Extract all of the entries and set them down verbatim.

** Begin **

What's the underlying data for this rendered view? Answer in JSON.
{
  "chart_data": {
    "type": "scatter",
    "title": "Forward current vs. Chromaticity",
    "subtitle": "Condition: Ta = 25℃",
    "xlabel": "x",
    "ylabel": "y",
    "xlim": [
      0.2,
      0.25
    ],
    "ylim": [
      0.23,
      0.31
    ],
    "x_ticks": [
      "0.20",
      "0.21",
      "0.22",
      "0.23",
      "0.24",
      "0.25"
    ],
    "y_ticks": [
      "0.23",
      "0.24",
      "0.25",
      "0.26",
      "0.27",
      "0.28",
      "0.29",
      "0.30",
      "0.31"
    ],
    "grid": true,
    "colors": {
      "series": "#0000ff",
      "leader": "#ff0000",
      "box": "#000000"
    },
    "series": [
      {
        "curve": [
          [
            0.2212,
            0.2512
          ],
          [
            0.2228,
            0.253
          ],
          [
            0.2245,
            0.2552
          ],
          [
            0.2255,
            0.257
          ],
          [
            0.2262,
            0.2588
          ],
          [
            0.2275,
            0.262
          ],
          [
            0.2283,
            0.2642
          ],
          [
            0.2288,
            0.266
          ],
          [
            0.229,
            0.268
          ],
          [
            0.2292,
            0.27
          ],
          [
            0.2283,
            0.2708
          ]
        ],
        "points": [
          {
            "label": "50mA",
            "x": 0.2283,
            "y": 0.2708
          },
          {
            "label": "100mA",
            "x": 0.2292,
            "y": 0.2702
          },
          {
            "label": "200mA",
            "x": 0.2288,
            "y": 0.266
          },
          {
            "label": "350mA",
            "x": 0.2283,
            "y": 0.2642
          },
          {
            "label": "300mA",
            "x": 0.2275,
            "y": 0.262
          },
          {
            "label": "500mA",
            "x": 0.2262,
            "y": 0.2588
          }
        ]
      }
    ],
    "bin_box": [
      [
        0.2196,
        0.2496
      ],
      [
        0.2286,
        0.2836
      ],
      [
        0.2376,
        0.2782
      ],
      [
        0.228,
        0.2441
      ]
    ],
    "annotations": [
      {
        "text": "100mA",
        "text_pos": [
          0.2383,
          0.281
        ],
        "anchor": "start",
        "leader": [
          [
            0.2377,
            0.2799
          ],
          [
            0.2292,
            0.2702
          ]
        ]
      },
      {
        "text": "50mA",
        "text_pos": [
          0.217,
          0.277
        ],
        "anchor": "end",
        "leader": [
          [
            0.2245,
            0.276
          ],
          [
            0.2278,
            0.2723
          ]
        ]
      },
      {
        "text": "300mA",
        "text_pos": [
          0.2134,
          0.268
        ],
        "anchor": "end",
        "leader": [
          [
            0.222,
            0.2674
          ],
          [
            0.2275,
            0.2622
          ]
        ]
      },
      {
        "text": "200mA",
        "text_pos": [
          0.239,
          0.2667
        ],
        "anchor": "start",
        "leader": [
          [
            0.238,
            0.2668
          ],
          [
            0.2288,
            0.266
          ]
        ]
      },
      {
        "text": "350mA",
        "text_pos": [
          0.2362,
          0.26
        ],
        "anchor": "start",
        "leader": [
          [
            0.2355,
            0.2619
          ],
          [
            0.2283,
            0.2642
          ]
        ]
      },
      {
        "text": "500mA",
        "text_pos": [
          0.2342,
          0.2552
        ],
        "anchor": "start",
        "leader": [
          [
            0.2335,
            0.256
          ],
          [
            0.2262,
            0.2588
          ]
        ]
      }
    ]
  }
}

** End **

* [Worked answer]
What's the underlying data for this rendered view? Answer in JSON.
{
  "chart_data": {
    "type": "scatter",
    "title": "Forward current vs. Chromaticity",
    "subtitle": "Condition: Ta = 25℃",
    "xlabel": "x",
    "ylabel": "y",
    "xlim": [
      0.2,
      0.25
    ],
    "ylim": [
      0.23,
      0.31
    ],
    "x_ticks": [
      "0.20",
      "0.21",
      "0.22",
      "0.23",
      "0.24",
      "0.25"
    ],
    "y_ticks": [
      "0.23",
      "0.24",
      "0.25",
      "0.26",
      "0.27",
      "0.28",
      "0.29",
      "0.30",
      "0.31"
    ],
    "grid": true,
    "colors": {
      "series": "#0000ff",
      "leader": "#ff0000",
      "box": "#000000"
    },
    "series": [
      {
        "curve": [
          [
            0.2212,
            0.2512
          ],
          [
            0.2228,
            0.253
          ],
          [
            0.2245,
            0.2552
          ],
          [
            0.2255,
            0.257
          ],
          [
            0.2262,
            0.2588
          ],
          [
            0.2275,
            0.262
          ],
          [
            0.2283,
            0.2642
          ],
          [
            0.2288,
            0.266
          ],
          [
            0.229,
            0.268
          ],
          [
            0.2292,
            0.27
          ],
          [
            0.2283,
            0.2708
          ]
        ],
        "points": [
          {
            "label": "50mA",
            "x": 0.2283,
            "y": 0.2708
          },
          {
            "label": "100mA",
            "x": 0.2292,
            "y": 0.2702
          },
          {
            "label": "200mA",
            "x": 0.2288,
            "y": 0.266
          },
          {
            "label": "350mA",
            "x": 0.2283,
            "y": 0.2642
          },
          {
            "label": "300mA",
            "x": 0.2275,
            "y": 0.262
          },
          {
            "label": "500mA",
            "x": 0.2262,
            "y": 0.2588
          }
        ]
      }
    ],
    "bin_box": [
      [
        0.2196,
        0.2496
      ],
      [
        0.2286,
        0.2836
      ],
      [
        0.2376,
        0.2782
      ],
      [
        0.228,
        0.2441
      ]
    ],
    "annotations": [
      {
        "text": "100mA",
        "text_pos": [
          0.2383,
          0.281
        ],
        "anchor": "start",
        "leader": [
          [
            0.2377,
            0.2799
          ],
          [
            0.2292,
            0.2702
          ]
        ]
      },
      {
        "text": "50mA",
        "text_pos": [
          0.217,
          0.277
        ],
        "anchor": "end",
        "leader": [
          [
            0.2245,
            0.276
          ],
          [
            0.2278,
            0.2723
          ]
        ]
      },
      {
        "text": "300mA",
        "text_pos": [
          0.2134,
          0.268
        ],
        "anchor": "end",
        "leader": [
          [
            0.222,
            0.2674
          ],
          [
            0.2275,
            0.2622
          ]
        ]
      },
      {
        "text": "200mA",
        "text_pos": [
          0.239,
          0.2667
        ],
        "anchor": "start",
        "leader": [
          [
            0.238,
            0.2668
          ],
          [
            0.2288,
            0.266
          ]
        ]
      },
      {
        "text": "350mA",
        "text_pos": [
          0.2362,
          0.26
        ],
        "anchor": "start",
        "leader": [
          [
            0.2355,
            0.2619
          ],
          [
            0.2283,
            0.2642
          ]
        ]
      },
      {
        "text": "500mA",
        "text_pos": [
          0.2342,
          0.2552
        ],
        "anchor": "start",
        "leader": [
          [
            0.2335,
            0.256
          ],
          [
            0.2262,
            0.2588
          ]
        ]
      }
    ]
  }
}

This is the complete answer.